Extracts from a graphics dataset
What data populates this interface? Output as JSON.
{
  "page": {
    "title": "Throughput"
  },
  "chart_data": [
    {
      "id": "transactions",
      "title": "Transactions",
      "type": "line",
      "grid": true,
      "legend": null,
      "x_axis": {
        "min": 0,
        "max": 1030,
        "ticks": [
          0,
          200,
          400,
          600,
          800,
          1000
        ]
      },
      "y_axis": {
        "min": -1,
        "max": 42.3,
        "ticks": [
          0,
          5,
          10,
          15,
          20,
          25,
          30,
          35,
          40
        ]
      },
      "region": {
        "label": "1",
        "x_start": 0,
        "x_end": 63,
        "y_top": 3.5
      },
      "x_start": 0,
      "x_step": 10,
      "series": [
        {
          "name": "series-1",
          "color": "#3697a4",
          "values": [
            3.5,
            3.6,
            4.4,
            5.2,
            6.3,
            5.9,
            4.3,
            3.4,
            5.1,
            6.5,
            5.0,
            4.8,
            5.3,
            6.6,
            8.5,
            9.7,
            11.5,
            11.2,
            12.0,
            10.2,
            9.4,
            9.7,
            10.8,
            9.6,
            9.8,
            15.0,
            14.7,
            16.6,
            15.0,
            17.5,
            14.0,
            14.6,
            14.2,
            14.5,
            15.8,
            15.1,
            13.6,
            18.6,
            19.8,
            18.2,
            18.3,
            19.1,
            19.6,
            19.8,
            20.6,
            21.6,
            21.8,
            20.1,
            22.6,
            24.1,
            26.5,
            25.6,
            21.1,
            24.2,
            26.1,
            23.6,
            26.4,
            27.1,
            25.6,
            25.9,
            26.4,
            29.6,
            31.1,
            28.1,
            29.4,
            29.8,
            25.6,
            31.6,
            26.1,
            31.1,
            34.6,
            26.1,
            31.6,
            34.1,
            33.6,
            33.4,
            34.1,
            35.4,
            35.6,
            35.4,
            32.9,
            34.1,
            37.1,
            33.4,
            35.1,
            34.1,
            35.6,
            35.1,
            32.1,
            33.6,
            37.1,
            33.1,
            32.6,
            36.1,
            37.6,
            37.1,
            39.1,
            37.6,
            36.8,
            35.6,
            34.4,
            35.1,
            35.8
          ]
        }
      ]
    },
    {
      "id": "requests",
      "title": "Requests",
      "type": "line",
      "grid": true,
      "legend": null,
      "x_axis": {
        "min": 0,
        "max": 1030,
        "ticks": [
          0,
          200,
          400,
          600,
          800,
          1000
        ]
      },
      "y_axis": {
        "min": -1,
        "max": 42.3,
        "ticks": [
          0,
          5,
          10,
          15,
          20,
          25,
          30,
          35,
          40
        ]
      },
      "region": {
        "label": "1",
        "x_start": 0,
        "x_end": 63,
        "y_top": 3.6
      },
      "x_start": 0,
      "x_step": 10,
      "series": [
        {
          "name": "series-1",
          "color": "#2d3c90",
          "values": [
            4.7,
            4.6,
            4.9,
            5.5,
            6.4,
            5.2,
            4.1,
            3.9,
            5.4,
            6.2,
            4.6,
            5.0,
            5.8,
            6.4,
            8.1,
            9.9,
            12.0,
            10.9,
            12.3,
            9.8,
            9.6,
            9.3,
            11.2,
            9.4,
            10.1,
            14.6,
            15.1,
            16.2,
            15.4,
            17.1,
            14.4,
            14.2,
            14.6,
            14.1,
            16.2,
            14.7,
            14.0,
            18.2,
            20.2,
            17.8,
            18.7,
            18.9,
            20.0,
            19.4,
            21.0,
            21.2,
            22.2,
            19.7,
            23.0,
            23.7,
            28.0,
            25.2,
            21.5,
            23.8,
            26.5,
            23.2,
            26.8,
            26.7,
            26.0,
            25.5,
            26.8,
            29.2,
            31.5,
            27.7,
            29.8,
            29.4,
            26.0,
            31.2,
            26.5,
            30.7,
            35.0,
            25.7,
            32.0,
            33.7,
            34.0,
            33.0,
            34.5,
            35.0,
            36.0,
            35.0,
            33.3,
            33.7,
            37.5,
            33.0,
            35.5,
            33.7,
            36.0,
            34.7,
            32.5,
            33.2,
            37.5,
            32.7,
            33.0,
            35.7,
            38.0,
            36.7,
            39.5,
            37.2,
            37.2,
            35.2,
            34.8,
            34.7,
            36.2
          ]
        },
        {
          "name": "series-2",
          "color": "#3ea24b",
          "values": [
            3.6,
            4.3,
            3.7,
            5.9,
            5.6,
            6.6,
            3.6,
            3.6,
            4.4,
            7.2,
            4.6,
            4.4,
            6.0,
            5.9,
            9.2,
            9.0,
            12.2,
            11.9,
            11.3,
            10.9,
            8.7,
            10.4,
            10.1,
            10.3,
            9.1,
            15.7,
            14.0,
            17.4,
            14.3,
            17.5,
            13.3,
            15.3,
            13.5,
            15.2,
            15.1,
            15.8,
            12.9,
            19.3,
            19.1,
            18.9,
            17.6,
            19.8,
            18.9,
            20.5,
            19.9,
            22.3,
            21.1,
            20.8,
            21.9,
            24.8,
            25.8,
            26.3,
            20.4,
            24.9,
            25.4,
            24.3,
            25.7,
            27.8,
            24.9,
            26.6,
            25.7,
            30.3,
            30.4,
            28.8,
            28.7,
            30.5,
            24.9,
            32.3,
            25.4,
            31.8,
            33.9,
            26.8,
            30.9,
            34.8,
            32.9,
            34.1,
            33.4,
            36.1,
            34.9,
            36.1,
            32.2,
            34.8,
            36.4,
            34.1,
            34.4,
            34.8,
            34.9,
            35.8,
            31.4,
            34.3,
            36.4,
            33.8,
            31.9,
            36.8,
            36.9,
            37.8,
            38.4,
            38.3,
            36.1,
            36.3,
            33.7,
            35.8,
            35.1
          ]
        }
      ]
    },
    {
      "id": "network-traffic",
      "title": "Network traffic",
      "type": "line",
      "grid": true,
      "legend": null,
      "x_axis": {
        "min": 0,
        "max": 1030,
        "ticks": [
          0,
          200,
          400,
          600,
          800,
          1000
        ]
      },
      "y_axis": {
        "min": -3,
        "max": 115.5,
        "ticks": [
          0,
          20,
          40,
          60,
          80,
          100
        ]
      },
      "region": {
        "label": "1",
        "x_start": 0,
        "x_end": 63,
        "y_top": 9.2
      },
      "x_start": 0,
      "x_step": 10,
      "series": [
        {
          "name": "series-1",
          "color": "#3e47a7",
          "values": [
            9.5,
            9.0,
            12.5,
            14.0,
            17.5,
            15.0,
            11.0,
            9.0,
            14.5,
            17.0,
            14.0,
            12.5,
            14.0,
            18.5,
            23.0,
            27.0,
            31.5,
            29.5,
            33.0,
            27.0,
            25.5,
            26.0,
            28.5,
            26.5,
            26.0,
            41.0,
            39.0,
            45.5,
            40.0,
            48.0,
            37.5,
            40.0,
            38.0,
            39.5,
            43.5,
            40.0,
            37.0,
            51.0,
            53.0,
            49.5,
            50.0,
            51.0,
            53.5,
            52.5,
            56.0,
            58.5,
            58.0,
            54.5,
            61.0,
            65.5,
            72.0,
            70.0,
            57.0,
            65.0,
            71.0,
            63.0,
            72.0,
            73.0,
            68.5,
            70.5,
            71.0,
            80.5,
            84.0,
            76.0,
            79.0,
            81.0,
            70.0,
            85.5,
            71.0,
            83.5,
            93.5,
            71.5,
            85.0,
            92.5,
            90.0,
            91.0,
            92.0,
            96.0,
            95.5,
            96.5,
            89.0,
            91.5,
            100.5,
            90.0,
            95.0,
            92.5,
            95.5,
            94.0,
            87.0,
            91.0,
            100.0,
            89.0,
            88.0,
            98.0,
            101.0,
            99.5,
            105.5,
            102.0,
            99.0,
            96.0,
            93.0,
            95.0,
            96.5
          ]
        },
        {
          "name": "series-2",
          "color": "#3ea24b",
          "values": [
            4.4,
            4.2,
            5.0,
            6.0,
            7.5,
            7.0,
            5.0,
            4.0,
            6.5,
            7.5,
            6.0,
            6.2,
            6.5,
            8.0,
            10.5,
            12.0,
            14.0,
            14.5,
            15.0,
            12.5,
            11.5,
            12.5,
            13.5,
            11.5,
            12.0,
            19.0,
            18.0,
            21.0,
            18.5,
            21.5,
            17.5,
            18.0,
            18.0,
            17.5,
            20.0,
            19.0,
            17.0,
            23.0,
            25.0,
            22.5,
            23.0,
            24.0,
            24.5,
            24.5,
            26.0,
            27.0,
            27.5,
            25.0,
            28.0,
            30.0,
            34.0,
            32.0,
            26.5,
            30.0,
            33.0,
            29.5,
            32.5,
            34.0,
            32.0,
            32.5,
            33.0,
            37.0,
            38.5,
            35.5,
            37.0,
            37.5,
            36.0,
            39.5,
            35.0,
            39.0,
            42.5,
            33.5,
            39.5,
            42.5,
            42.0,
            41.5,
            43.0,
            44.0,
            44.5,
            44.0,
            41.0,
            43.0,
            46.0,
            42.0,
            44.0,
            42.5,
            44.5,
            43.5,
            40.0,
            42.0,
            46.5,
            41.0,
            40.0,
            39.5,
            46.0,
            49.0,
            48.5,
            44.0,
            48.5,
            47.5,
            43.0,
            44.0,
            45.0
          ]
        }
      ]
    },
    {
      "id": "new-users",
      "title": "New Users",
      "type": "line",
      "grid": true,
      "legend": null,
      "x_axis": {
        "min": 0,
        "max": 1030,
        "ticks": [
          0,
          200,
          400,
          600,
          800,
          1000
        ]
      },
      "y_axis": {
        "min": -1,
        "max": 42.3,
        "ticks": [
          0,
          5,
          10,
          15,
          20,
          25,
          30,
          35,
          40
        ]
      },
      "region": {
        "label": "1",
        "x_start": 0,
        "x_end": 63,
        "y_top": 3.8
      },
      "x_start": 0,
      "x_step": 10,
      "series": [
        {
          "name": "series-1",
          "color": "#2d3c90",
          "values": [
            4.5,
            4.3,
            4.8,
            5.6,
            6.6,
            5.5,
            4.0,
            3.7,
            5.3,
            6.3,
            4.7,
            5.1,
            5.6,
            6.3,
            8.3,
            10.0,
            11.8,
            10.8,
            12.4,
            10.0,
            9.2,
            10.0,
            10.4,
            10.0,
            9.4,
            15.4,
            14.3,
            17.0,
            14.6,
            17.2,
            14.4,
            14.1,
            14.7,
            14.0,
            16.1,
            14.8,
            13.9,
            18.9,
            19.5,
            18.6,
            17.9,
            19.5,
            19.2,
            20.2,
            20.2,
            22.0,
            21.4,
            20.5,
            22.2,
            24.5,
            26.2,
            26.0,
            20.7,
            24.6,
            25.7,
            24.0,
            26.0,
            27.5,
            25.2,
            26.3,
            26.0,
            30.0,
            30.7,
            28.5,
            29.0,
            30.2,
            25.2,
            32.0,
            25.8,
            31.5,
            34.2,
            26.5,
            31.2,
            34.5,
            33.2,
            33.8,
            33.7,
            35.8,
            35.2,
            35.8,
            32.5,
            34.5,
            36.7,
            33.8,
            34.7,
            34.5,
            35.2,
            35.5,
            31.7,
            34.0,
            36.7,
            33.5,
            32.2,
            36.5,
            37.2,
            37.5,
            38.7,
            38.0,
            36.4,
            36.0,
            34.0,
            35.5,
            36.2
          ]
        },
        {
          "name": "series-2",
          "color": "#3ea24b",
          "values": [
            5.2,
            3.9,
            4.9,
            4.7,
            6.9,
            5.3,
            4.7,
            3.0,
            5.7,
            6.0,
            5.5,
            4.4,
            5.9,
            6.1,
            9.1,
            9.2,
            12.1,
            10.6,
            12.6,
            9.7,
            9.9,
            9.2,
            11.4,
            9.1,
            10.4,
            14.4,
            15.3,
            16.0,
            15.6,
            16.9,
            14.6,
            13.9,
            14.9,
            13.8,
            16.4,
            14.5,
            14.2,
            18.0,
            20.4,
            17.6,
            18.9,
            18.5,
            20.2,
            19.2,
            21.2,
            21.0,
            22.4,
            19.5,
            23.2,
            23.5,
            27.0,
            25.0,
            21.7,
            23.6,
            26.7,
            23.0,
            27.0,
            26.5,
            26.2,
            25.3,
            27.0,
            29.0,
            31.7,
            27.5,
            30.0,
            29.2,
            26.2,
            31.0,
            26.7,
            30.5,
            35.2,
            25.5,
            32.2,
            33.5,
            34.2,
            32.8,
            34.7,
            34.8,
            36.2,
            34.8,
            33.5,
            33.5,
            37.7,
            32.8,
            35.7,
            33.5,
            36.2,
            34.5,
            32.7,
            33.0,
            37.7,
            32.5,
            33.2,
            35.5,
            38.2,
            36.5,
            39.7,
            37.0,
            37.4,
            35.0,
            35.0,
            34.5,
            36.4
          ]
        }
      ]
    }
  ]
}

Directive
Identify and copy the lines holding the word "title".

Result of the task
    "title": "Throughput"
      "title": "Transactions",
      "title": "Requests",
      "title": "Network traffic",
      "title": "New Users",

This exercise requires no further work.